- [Instrucciones de la tarea]: Copia íntegro y sin ningún cambio el texto que aparece a continuación, sobre dos mujeres que cuidan de sus madres enfermas.

- [Documento fuente]:
Antònia Riera cuida de su madre, víctima de un Alzheimer que ya ha mermado muchas de sus capacidades. "No sabe quién soy, no se reconoce ni a ella misma. Lo más duro es ver que aquella persona que tenía su dignidad se está perdiendo... La ves encogida y deteriorada. Eso provoca un desgaste emocional terrible", asume.

"No quiero dar lástima. Si no voy al cine o a una fiesta, no voy. Pero no digo nada. Sé que lo hago porque quiero, no soy una masoquista. Los lazos que hay entre mi madre y yo duran más de sesenta años y con todo esto se han fortalecido más, aunque ella ya no se dé cuenta", relata. "Mis hijos me ayudan y creo que lo llevo bastante bien, pero eso no significa que no llore algún día de la semana. Y puede que sean cinco o seis días", subraya Riera.

Maria Verger tuvo que adaptar toda la casa para su madre, enferma desde hace doce años y en silla de ruedas. Alude a la soledad del cuidador. Y también a la de la cuidada. "Tú te sientes sola muchas veces. Pero la eterna olvidada es ella. No habla, así que sus amigas ya no vienen a verla. Te preguntan cómo está, pero hace años que no la ven", lamenta.

"Sufre una enfermedad crónica y me gustaría que un médico la viniera a ver de vez en cuando. Al menos aquí en Montuïri eso no existe. Hay que tomar decisiones importantes como darle o quitarle medicación, qué hacer cuando ves que se encuentra mal... Y no tienes a nadie en quien apoyarte", cuenta Verger.

- [Datos extraídos]:
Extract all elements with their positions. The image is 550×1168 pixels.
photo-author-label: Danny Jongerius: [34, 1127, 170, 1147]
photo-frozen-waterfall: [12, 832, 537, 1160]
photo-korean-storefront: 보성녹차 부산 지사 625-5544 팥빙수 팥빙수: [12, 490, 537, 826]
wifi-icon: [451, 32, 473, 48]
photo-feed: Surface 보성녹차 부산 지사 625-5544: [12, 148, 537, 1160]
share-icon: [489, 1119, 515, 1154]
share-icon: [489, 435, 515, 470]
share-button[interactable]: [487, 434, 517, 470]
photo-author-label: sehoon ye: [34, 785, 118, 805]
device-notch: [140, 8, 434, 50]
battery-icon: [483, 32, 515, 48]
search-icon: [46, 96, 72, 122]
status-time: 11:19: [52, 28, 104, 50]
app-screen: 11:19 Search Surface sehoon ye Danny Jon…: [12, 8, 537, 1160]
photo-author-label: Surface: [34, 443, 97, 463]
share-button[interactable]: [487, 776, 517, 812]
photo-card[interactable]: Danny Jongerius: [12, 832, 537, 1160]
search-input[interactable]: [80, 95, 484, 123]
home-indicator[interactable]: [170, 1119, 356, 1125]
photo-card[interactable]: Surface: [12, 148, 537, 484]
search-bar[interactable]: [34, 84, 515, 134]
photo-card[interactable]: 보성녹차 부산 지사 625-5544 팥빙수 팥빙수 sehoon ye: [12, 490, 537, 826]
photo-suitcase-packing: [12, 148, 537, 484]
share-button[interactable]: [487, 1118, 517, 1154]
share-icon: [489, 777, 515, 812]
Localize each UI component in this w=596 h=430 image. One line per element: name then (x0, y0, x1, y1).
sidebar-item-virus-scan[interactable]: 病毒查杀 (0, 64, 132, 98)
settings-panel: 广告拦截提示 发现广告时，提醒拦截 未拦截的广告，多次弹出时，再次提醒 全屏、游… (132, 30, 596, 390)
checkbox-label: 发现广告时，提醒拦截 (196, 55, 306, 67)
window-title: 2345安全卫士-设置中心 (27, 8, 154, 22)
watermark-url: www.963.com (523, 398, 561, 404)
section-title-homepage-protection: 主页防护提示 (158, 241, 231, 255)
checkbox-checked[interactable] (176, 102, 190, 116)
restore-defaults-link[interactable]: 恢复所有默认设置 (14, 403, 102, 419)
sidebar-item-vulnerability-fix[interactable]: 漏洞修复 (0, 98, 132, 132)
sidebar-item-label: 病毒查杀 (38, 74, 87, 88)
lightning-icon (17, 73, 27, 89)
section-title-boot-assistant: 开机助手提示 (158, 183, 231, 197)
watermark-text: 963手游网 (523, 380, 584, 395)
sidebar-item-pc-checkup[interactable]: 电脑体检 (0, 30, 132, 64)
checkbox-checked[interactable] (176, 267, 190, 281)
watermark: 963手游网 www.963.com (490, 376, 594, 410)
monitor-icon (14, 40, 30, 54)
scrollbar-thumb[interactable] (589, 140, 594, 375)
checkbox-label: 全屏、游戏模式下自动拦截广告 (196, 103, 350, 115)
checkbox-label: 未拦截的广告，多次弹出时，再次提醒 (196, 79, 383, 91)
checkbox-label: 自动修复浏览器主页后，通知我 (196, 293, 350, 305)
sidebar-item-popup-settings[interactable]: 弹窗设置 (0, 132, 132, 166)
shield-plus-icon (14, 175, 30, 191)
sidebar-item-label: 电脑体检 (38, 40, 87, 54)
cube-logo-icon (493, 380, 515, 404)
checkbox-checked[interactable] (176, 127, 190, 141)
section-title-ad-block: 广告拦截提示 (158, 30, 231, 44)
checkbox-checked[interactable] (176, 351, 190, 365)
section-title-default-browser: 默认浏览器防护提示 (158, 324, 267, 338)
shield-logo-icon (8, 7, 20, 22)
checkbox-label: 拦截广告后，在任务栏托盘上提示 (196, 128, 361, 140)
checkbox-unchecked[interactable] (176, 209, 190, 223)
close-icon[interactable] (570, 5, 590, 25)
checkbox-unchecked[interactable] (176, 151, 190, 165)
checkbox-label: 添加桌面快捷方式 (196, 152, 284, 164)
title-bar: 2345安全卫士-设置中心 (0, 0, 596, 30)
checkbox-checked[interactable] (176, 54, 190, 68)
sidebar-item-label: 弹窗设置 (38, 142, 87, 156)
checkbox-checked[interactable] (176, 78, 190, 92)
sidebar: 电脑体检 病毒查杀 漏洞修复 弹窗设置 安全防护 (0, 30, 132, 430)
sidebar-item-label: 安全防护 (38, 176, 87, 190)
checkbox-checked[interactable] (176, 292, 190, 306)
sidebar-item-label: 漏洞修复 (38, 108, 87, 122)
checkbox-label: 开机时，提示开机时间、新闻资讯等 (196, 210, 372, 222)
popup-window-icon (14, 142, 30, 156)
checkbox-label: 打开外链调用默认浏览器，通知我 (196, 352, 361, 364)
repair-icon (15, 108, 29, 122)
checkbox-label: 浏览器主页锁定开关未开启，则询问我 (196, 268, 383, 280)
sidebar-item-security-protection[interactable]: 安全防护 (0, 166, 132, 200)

- [Respuesta al ejercicio]:
Antònia Riera cuida de su madre, víctima de un Alzheimer que ya ha mermado muchas de sus capacidades. "No sabe quién soy, no se reconoce ni a ella misma. Lo más duro es ver que aquella persona que tenía su dignidad se está perdiendo... La ves encogida y deteriorada. Eso provoca un desgaste emocional terrible", asume.

"No quiero dar lástima. Si no voy al cine o a una fiesta, no voy. Pero no digo nada. Sé que lo hago porque quiero, no soy una masoquista. Los lazos que hay entre mi madre y yo duran más de sesenta años y con todo esto se han fortalecido más, aunque ella ya no se dé cuenta", relata. "Mis hijos me ayudan y creo que lo llevo bastante bien, pero eso no significa que no llore algún día de la semana. Y puede que sean cinco o seis días", subraya Riera.

Maria Verger tuvo que adaptar toda la casa para su madre, enferma desde hace doce años y en silla de ruedas. Alude a la soledad del cuidador. Y también a la de la cuidada. "Tú te sientes sola muchas veces. Pero la eterna olvidada es ella. No habla, así que sus amigas ya no vienen a verla. Te preguntan cómo está, pero hace años que no la ven", lamenta.

"Sufre una enfermedad crónica y me gustaría que un médico la viniera a ver de vez en cuando. Al menos aquí en Montuïri eso no existe. Hay que tomar decisiones importantes como darle o quitarle medicación, qué hacer cuando ves que se encuentra mal... Y no tienes a nadie en quien apoyarte", cuenta Verger.